PROBLEM DETAILS
Return the lines where the word "mean" occurs.
--- begin INPUT ---
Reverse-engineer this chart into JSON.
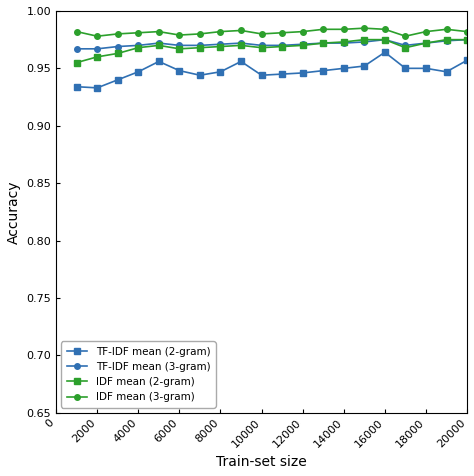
{
  "x": [
    1000,
    2000,
    3000,
    4000,
    5000,
    6000,
    7000,
    8000,
    9000,
    10000,
    11000,
    12000,
    13000,
    14000,
    15000,
    16000,
    17000,
    18000,
    19000,
    20000
  ],
  "tfidf_2gram": [
    0.934,
    0.933,
    0.94,
    0.947,
    0.956,
    0.948,
    0.944,
    0.947,
    0.956,
    0.944,
    0.945,
    0.946,
    0.948,
    0.95,
    0.952,
    0.964,
    0.95,
    0.95,
    0.947,
    0.957
  ],
  "tfidf_3gram": [
    0.967,
    0.967,
    0.969,
    0.97,
    0.972,
    0.97,
    0.97,
    0.971,
    0.972,
    0.97,
    0.97,
    0.971,
    0.972,
    0.972,
    0.973,
    0.975,
    0.97,
    0.972,
    0.974,
    0.975
  ],
  "idf_2gram": [
    0.955,
    0.96,
    0.963,
    0.968,
    0.97,
    0.967,
    0.968,
    0.969,
    0.97,
    0.968,
    0.969,
    0.97,
    0.972,
    0.973,
    0.975,
    0.975,
    0.968,
    0.972,
    0.975,
    0.975
  ],
  "idf_3gram": [
    0.982,
    0.978,
    0.98,
    0.981,
    0.982,
    0.979,
    0.98,
    0.982,
    0.983,
    0.98,
    0.981,
    0.982,
    0.984,
    0.984,
    0.985,
    0.984,
    0.978,
    0.982,
    0.984,
    0.982
  ],
  "tfidf_2gram_color": "#3070b3",
  "tfidf_3gram_color": "#3070b3",
  "idf_2gram_color": "#2ca02c",
  "idf_3gram_color": "#2ca02c",
  "xlabel": "Train-set size",
  "ylabel": "Accuracy",
  "ylim": [
    0.65,
    1.0
  ],
  "xlim": [
    0,
    20000
  ],
  "xticks": [
    0,
    2000,
    4000,
    6000,
    8000,
    10000,
    12000,
    14000,
    16000,
    18000,
    20000
  ],
  "xtick_labels": [
    "0",
    "2000",
    "4000",
    "6000",
    "8000",
    "10000",
    "12000",
    "14000",
    "16000",
    "18000",
    "20000"
  ],
  "legend_labels": [
    "TF-IDF mean (2-gram)",
    "TF-IDF mean (3-gram)",
    "IDF mean (2-gram)",
    "IDF mean (3-gram)"
  ]
}
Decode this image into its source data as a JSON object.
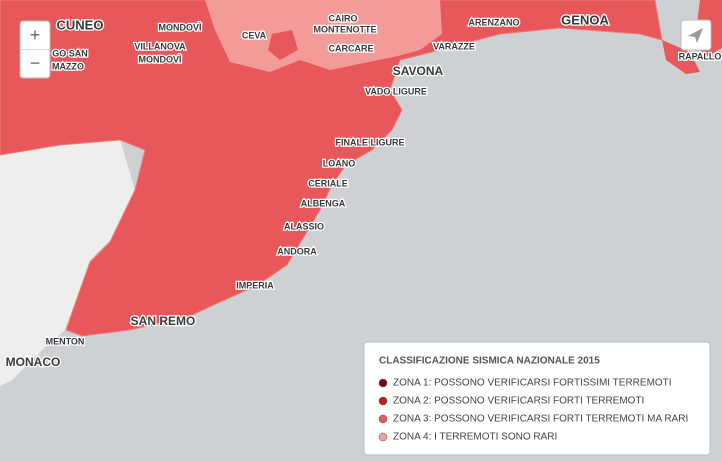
{
  "map": {
    "labels": [
      "CUNEO",
      "MONDOVÌ",
      "GO SAN",
      "MAZZO",
      "VILLANOVA",
      "MONDOVÌ",
      "CEVA",
      "CAIRO",
      "MONTENOTTE",
      "CARCARE",
      "ARENZANO",
      "GENOA",
      "VARAZZE",
      "SAVONA",
      "VADO LIGURE",
      "FINALE LIGURE",
      "LOANO",
      "CERIALE",
      "ALBENGA",
      "ALASSIO",
      "ANDORA",
      "IMPERIA",
      "SAN REMO",
      "MENTON",
      "MONACO",
      "RAPALLO"
    ]
  },
  "controls": {
    "zoom_in": "+",
    "zoom_out": "−"
  },
  "legend": {
    "title": "CLASSIFICAZIONE SISMICA NAZIONALE 2015",
    "items": [
      {
        "label": "ZONA 1: POSSONO VERIFICARSI FORTISSIMI TERREMOTI",
        "color": "#7a0a0a"
      },
      {
        "label": "ZONA 2: POSSONO VERIFICARSI FORTI TERREMOTI",
        "color": "#b3221e"
      },
      {
        "label": "ZONA 3: POSSONO VERIFICARSI FORTI TERREMOTI MA RARI",
        "color": "#e35a58"
      },
      {
        "label": "ZONA 4: I TERREMOTI SONO RARI",
        "color": "#f1a09b"
      }
    ]
  }
}
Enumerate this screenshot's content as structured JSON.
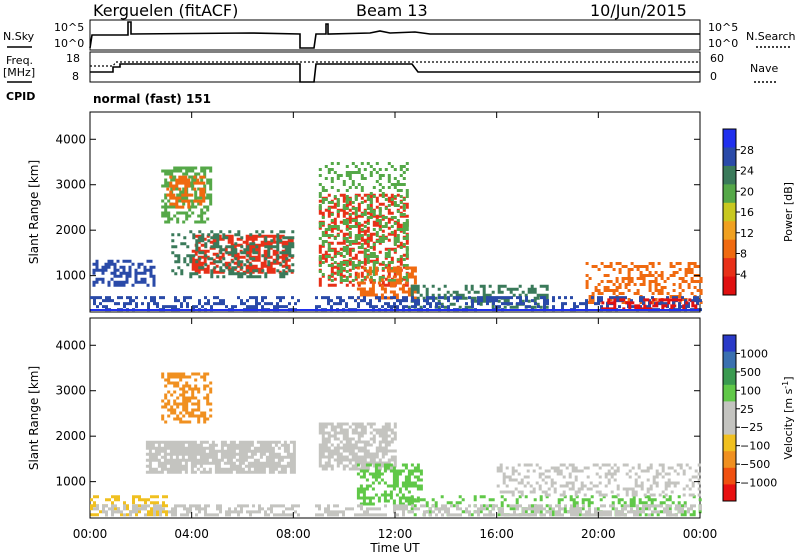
{
  "header": {
    "station": "Kerguelen (fitACF)",
    "beam": "Beam 13",
    "date": "10/Jun/2015"
  },
  "top_panels": {
    "nsky_label": "N.Sky",
    "nsky_ticks": [
      "10^5",
      "10^0"
    ],
    "nsearch_label": "N.Search",
    "freq_label": "Freq.",
    "freq_unit": "[MHz]",
    "freq_ticks": [
      "18",
      "8"
    ],
    "nave_label": "Nave",
    "nave_ticks": [
      "60",
      "0"
    ],
    "cpid_label": "CPID",
    "cpid_text": "normal (fast) 151"
  },
  "chart_data": [
    {
      "type": "heatmap",
      "name": "power",
      "ylabel": "Slant Range [km]",
      "yticks": [
        "4000",
        "3000",
        "2000",
        "1000"
      ],
      "ylim": [
        200,
        4600
      ],
      "colorbar_label": "Power [dB]",
      "colorbar_ticks": [
        "28",
        "24",
        "20",
        "16",
        "12",
        "8",
        "4"
      ],
      "colorbar_colors": [
        "#2030ee",
        "#2a4aa8",
        "#3a7a5a",
        "#55a848",
        "#c8c820",
        "#f0a020",
        "#f06a10",
        "#e83018",
        "#e01010"
      ],
      "scatter_regions": [
        {
          "t0": 2.8,
          "t1": 4.7,
          "r0": 2200,
          "r1": 3400,
          "color": "#55a848",
          "density": 0.55
        },
        {
          "t0": 3.0,
          "t1": 4.5,
          "r0": 2500,
          "r1": 3200,
          "color": "#f06a10",
          "density": 0.45
        },
        {
          "t0": 4.0,
          "t1": 7.9,
          "r0": 1100,
          "r1": 1900,
          "color": "#e83018",
          "density": 0.6
        },
        {
          "t0": 3.2,
          "t1": 8.0,
          "r0": 1000,
          "r1": 2000,
          "color": "#3a7a5a",
          "density": 0.35
        },
        {
          "t0": 0.1,
          "t1": 2.5,
          "r0": 800,
          "r1": 1350,
          "color": "#2a4aa8",
          "density": 0.5
        },
        {
          "t0": 9.0,
          "t1": 12.5,
          "r0": 800,
          "r1": 2800,
          "color": "#e83018",
          "density": 0.45
        },
        {
          "t0": 9.0,
          "t1": 12.5,
          "r0": 900,
          "r1": 3500,
          "color": "#55a848",
          "density": 0.3
        },
        {
          "t0": 10.5,
          "t1": 12.8,
          "r0": 500,
          "r1": 1200,
          "color": "#f06a10",
          "density": 0.5
        },
        {
          "t0": 12.5,
          "t1": 18.0,
          "r0": 300,
          "r1": 800,
          "color": "#3a7a5a",
          "density": 0.35
        },
        {
          "t0": 19.5,
          "t1": 24.0,
          "r0": 400,
          "r1": 1300,
          "color": "#f06a10",
          "density": 0.4
        },
        {
          "t0": 0.0,
          "t1": 24.0,
          "r0": 250,
          "r1": 550,
          "color": "#2a4aa8",
          "density": 0.4
        },
        {
          "t0": 20.0,
          "t1": 24.0,
          "r0": 250,
          "r1": 500,
          "color": "#e01010",
          "density": 0.4
        }
      ]
    },
    {
      "type": "heatmap",
      "name": "velocity",
      "ylabel": "Slant Range [km]",
      "yticks": [
        "4000",
        "3000",
        "2000",
        "1000"
      ],
      "ylim": [
        200,
        4600
      ],
      "colorbar_label": "Velocity [m s",
      "colorbar_label_sup": "-1",
      "colorbar_label_end": "]",
      "colorbar_ticks": [
        "1000",
        "500",
        "100",
        "25",
        "−25",
        "−100",
        "−500",
        "−1000"
      ],
      "colorbar_colors": [
        "#2a3ac8",
        "#3a70b0",
        "#3a9a50",
        "#60c848",
        "#c4c4c0",
        "#c4c4c0",
        "#f0c020",
        "#f09020",
        "#f05010",
        "#e81010"
      ],
      "scatter_regions": [
        {
          "t0": 2.8,
          "t1": 4.8,
          "r0": 2300,
          "r1": 3400,
          "color": "#f09020",
          "density": 0.5
        },
        {
          "t0": 2.2,
          "t1": 8.0,
          "r0": 1200,
          "r1": 1900,
          "color": "#c4c4c0",
          "density": 0.75
        },
        {
          "t0": 0.0,
          "t1": 3.0,
          "r0": 250,
          "r1": 700,
          "color": "#f0c020",
          "density": 0.4
        },
        {
          "t0": 9.0,
          "t1": 12.0,
          "r0": 1300,
          "r1": 2300,
          "color": "#c4c4c0",
          "density": 0.7
        },
        {
          "t0": 10.5,
          "t1": 13.0,
          "r0": 500,
          "r1": 1400,
          "color": "#60c848",
          "density": 0.5
        },
        {
          "t0": 12.5,
          "t1": 24.0,
          "r0": 300,
          "r1": 700,
          "color": "#60c848",
          "density": 0.3
        },
        {
          "t0": 16.0,
          "t1": 24.0,
          "r0": 700,
          "r1": 1400,
          "color": "#c4c4c0",
          "density": 0.35
        },
        {
          "t0": 0.0,
          "t1": 24.0,
          "r0": 250,
          "r1": 500,
          "color": "#c4c4c0",
          "density": 0.5
        }
      ]
    }
  ],
  "time_axis": {
    "ticks": [
      "00:00",
      "04:00",
      "08:00",
      "12:00",
      "16:00",
      "20:00",
      "00:00"
    ],
    "label": "Time UT",
    "range_hours": [
      0,
      24
    ],
    "gap_hours": [
      8.25,
      8.75
    ]
  }
}
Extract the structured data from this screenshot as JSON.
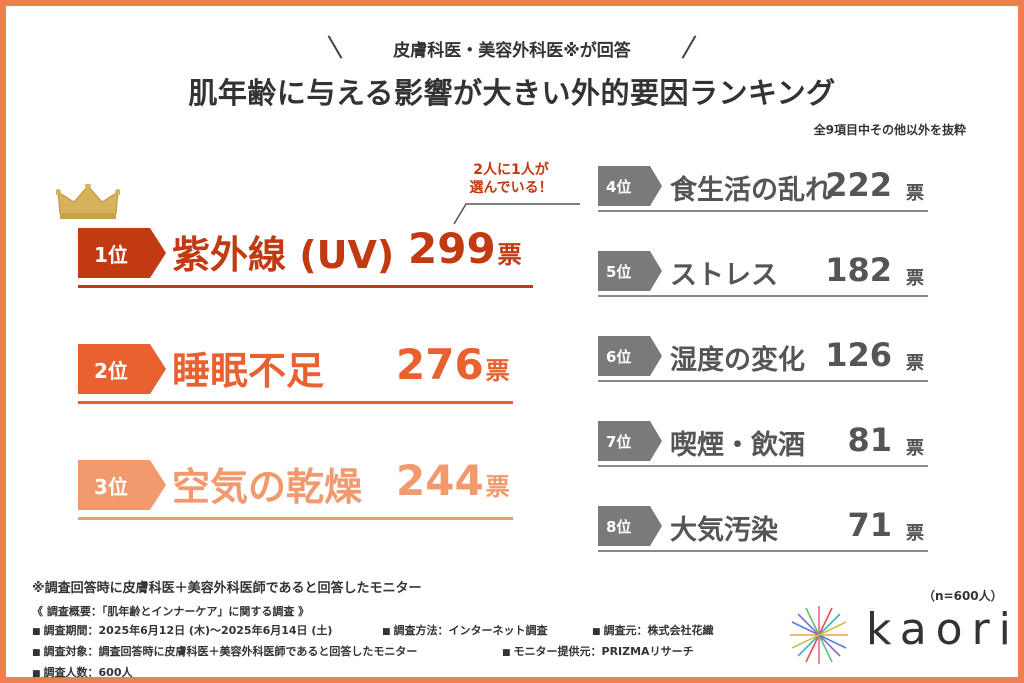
{
  "header": {
    "eyebrow": "皮膚科医・美容外科医※が回答",
    "title": "肌年齢に与える影響が大きい外的要因ランキング",
    "subnote": "全9項目中その他以外を抜粋"
  },
  "callout": {
    "line1": "2人に1人が",
    "line2": "選んでいる！"
  },
  "unit": "票",
  "colors": {
    "rank1": "#c13a12",
    "rank2": "#e8612f",
    "rank3": "#f29a6e",
    "gray": "#7a7a7a",
    "frame": "#ef7f4f",
    "crown": "#d8b25a"
  },
  "chart_data": {
    "type": "table",
    "title": "肌年齢に与える影響が大きい外的要因ランキング",
    "columns": [
      "rank",
      "factor",
      "votes"
    ],
    "rows": [
      {
        "rank": "1位",
        "label": "紫外線 (UV)",
        "value": 299
      },
      {
        "rank": "2位",
        "label": "睡眠不足",
        "value": 276
      },
      {
        "rank": "3位",
        "label": "空気の乾燥",
        "value": 244
      },
      {
        "rank": "4位",
        "label": "食生活の乱れ",
        "value": 222
      },
      {
        "rank": "5位",
        "label": "ストレス",
        "value": 182
      },
      {
        "rank": "6位",
        "label": "湿度の変化",
        "value": 126
      },
      {
        "rank": "7位",
        "label": "喫煙・飲酒",
        "value": 81
      },
      {
        "rank": "8位",
        "label": "大気汚染",
        "value": 71
      }
    ]
  },
  "footer": {
    "footnote": "※調査回答時に皮膚科医＋美容外科医師であると回答したモニター",
    "n_note": "（n=600人）",
    "survey_title": "《 調査概要：「肌年齢とインナーケア」に関する調査 》",
    "period": "調査期間：2025年6月12日 (木)〜2025年6月14日 (土)",
    "method": "調査方法：インターネット調査",
    "organizer": "調査元：株式会社花織",
    "target": "調査対象：調査回答時に皮膚科医＋美容外科医師であると回答したモニター",
    "provider": "モニター提供元：PRIZMAリサーチ",
    "count": "調査人数：600人"
  },
  "brand": {
    "logo_text": "kaori",
    "logo_icon": "kaori-starburst-logo"
  }
}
--- end INPUT ---
THE COMPLETED TASK
    "TF-IDF mean (2-gram)",
    "TF-IDF mean (3-gram)",
    "IDF mean (2-gram)",
    "IDF mean (3-gram)"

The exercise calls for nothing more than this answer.